━━━ DATA FOR PROCESSING

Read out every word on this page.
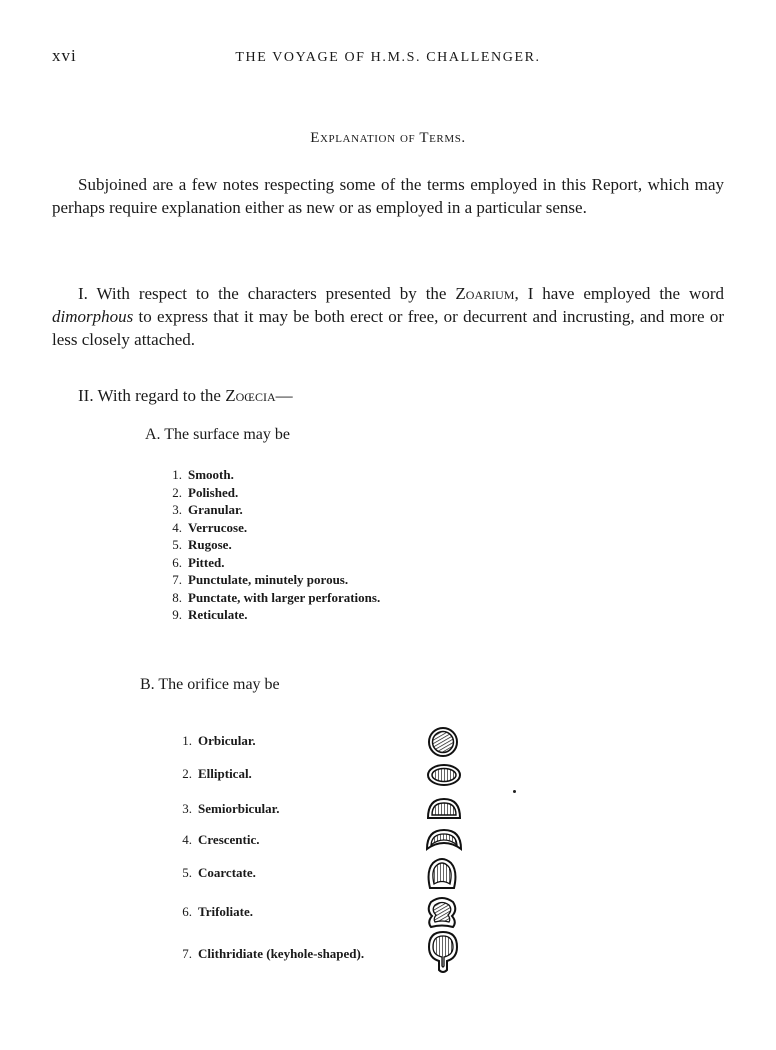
xvi	THE VOYAGE OF H.M.S. CHALLENGER.
Explanation of Terms.

Subjoined are a few notes respecting some of the terms employed in this Report, which may perhaps require explanation either as new or as employed in a particular sense.

I. With respect to the characters presented by the Zoarium, I have employed the word dimorphous to express that it may be both erect or free, or decurrent and incrusting, and more or less closely attached.

II. With regard to the Zoœcia—
A. The surface may be
1. Smooth.
2. Polished.
3. Granular.
4. Verrucose.
5. Rugose.
6. Pitted.
7. Punctulate, minutely porous.
8. Punctate, with larger perforations.
9. Reticulate.
B. The orifice may be
1. Orbicular.
2. Elliptical.
3. Semiorbicular.
4. Crescentic.
5. Coarctate.
6. Trifoliate.
7. Clithridiate (keyhole-shaped).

━━━━━━

▶ _REQUEST_: Your task is to retype all the entries exactly and leave out any pictures.

▶ _SOLUTION_:
Read out every word on this page.
xvi	THE VOYAGE OF H.M.S. CHALLENGER.
Explanation of Terms.

Subjoined are a few notes respecting some of the terms employed in this Report, which may perhaps require explanation either as new or as employed in a particular sense.

I. With respect to the characters presented by the Zoarium, I have employed the word dimorphous to express that it may be both erect or free, or decurrent and incrusting, and more or less closely attached.

II. With regard to the Zoœcia—
A. The surface may be
1. Smooth.
2. Polished.
3. Granular.
4. Verrucose.
5. Rugose.
6. Pitted.
7. Punctulate, minutely porous.
8. Punctate, with larger perforations.
9. Reticulate.
B. The orifice may be
1. Orbicular.
2. Elliptical.
3. Semiorbicular.
4. Crescentic.
5. Coarctate.
6. Trifoliate.
7. Clithridiate (keyhole-shaped).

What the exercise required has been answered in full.